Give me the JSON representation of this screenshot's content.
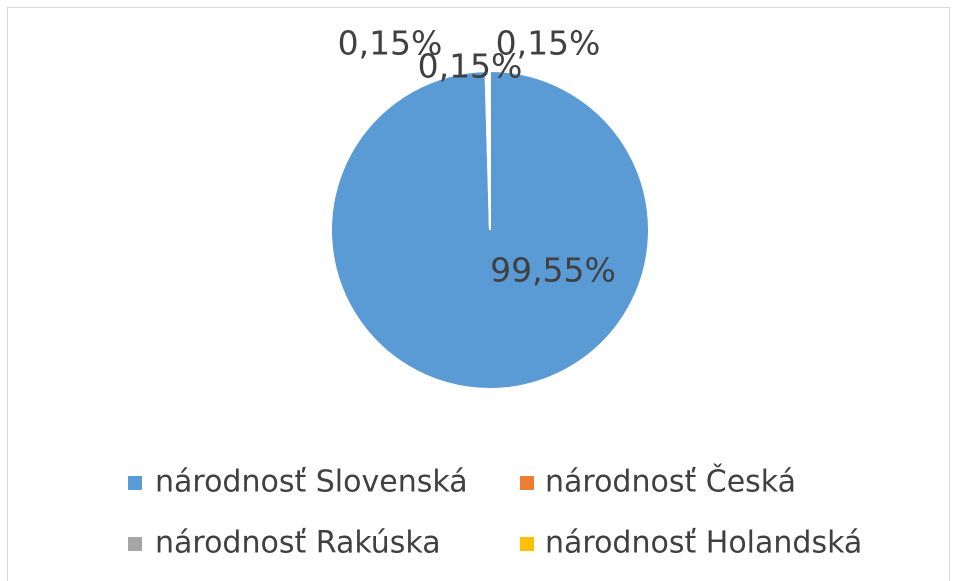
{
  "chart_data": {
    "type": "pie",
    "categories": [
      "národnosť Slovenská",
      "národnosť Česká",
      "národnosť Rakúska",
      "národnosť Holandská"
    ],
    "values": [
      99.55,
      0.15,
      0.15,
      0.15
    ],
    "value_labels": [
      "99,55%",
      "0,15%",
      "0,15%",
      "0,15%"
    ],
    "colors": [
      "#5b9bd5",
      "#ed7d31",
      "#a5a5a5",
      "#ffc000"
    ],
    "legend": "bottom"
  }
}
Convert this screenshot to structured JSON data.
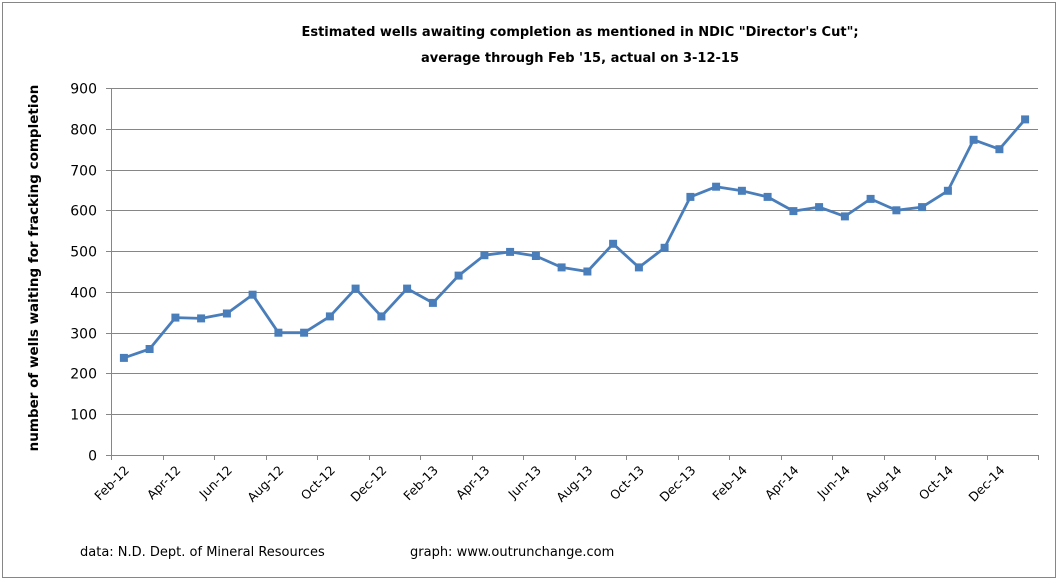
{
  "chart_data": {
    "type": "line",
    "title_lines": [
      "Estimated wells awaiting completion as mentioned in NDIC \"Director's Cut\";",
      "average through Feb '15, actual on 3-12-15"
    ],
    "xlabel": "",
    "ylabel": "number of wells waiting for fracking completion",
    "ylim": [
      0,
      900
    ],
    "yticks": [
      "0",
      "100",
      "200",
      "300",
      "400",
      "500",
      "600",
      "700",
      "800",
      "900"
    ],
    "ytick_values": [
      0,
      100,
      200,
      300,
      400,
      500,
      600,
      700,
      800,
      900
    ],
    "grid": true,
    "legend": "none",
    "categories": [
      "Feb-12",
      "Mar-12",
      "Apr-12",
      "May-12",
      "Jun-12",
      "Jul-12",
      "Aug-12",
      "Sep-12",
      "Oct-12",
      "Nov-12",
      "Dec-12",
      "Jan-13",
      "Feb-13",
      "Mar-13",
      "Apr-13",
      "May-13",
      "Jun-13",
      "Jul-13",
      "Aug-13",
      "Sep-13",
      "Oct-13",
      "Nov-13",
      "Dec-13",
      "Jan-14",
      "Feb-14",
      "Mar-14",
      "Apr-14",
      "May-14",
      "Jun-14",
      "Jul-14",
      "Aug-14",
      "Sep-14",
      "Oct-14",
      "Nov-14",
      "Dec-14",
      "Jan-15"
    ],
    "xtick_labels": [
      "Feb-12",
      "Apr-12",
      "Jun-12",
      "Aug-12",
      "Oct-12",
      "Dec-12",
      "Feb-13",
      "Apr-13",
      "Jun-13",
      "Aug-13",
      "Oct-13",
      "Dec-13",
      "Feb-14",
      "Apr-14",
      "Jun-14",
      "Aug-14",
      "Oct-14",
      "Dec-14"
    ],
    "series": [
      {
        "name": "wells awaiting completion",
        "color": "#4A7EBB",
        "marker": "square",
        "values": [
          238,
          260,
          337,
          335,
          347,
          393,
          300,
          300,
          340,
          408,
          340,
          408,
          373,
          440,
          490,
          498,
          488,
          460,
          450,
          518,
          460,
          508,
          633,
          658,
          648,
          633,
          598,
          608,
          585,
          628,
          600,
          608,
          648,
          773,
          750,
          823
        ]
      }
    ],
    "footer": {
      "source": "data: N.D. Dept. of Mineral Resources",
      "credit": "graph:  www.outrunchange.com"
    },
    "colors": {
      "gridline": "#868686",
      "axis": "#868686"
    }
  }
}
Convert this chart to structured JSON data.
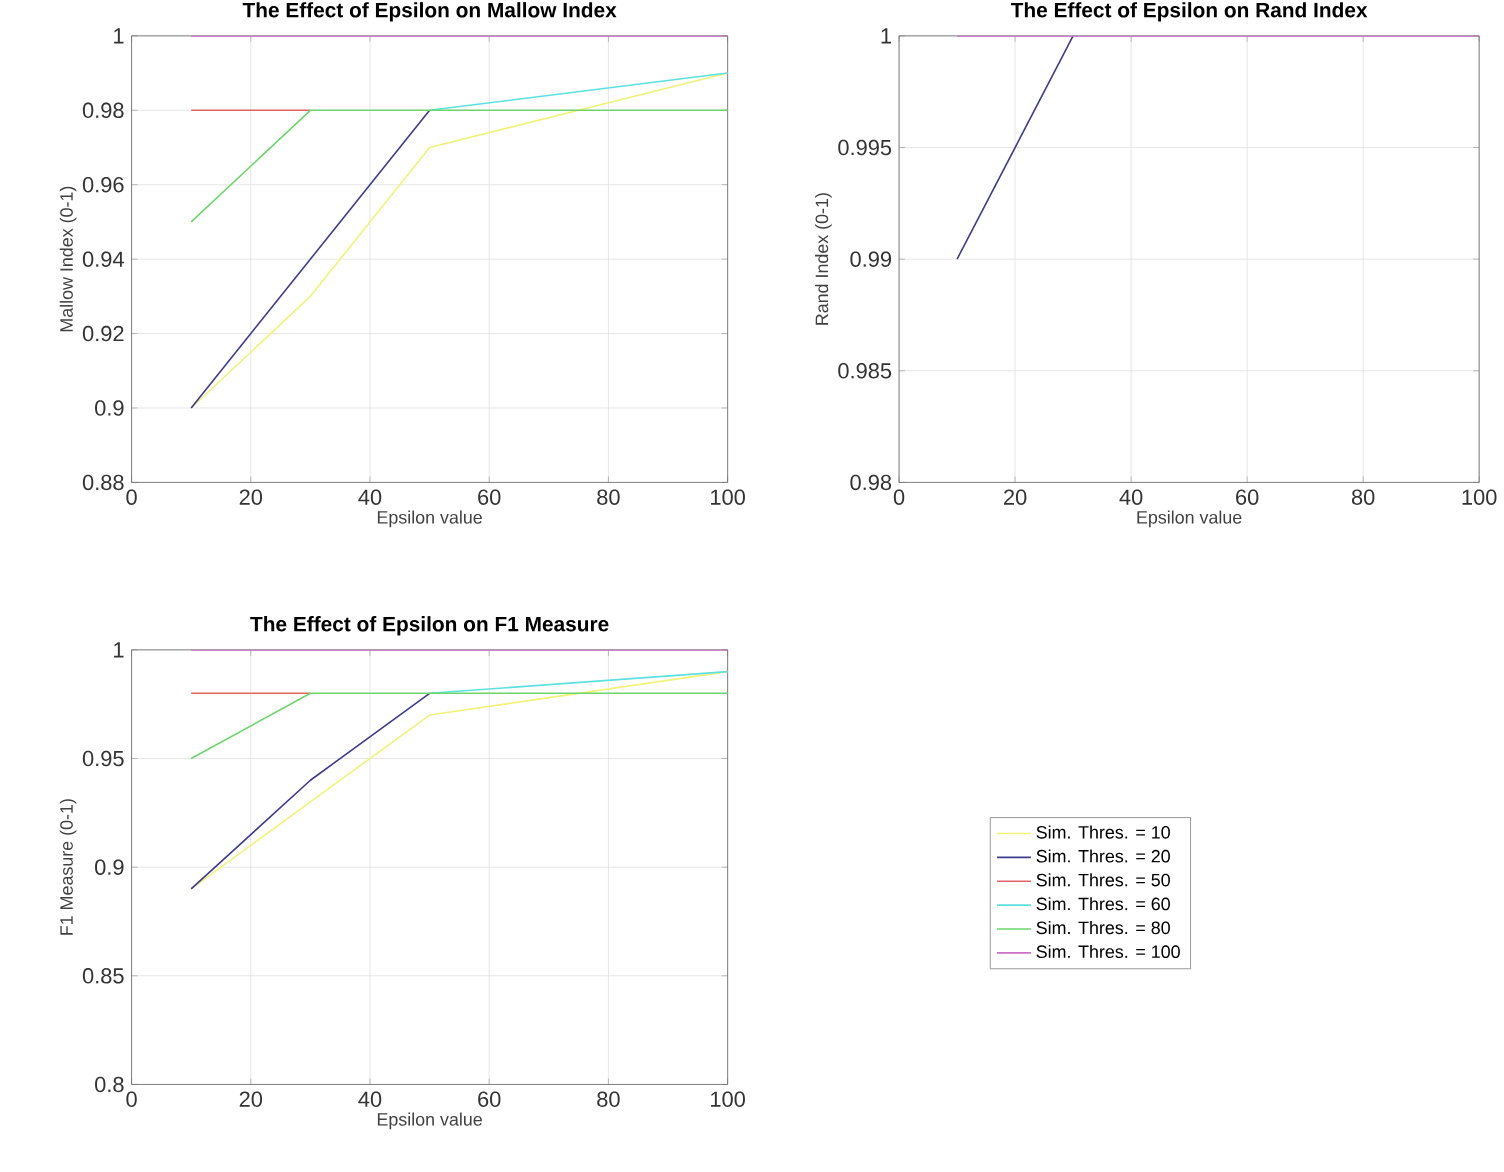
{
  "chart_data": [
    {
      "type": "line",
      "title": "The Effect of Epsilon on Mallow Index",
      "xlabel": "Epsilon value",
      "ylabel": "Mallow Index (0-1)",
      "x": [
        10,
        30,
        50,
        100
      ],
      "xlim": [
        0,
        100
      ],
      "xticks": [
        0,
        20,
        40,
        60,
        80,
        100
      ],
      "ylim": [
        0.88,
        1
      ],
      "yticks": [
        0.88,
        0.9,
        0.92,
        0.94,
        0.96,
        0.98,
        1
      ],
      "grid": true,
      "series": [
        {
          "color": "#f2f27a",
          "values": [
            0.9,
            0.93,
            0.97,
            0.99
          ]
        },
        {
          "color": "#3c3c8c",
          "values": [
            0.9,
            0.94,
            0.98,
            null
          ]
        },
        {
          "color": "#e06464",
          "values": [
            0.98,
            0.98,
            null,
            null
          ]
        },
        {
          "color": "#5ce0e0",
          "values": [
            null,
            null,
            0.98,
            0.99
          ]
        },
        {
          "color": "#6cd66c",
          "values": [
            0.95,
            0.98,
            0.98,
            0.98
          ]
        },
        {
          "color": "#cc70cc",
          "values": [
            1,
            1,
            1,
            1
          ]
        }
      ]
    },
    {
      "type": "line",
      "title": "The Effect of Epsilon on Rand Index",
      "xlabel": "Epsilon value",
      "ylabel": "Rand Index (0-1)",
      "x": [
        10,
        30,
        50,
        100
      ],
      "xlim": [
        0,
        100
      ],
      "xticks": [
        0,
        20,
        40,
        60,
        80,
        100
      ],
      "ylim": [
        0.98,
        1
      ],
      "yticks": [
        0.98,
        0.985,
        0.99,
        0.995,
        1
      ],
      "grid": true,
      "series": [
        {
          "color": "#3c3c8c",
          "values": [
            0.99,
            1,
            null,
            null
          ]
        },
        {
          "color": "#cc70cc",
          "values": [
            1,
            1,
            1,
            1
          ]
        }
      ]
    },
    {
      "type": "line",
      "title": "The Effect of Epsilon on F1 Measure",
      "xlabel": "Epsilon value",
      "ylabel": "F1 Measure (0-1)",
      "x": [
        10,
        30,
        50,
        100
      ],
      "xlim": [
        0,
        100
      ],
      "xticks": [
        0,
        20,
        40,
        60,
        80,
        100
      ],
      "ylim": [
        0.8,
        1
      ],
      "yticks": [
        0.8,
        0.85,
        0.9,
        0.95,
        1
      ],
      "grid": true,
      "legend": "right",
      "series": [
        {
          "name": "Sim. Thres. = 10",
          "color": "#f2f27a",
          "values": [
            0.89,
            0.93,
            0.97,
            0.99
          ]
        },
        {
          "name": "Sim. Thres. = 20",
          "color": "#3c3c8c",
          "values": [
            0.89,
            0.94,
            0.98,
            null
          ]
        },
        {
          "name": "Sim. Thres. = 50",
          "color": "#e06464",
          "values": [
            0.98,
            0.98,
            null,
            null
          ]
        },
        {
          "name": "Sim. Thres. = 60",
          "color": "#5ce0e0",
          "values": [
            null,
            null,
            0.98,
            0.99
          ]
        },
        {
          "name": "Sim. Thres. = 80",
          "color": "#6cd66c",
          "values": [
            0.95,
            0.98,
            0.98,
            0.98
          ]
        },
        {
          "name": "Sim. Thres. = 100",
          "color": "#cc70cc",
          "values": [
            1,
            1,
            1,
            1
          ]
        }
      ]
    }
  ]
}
==*==
◆ **OBJECTIVE**: Pick out and copy every line that contains the word "JSON".

◆ **FULL RESPONSE**:
Give me the JSON representation of this screenshot's content.
Convert this screenshot to structured JSON data.
Convert this chart to structured JSON data.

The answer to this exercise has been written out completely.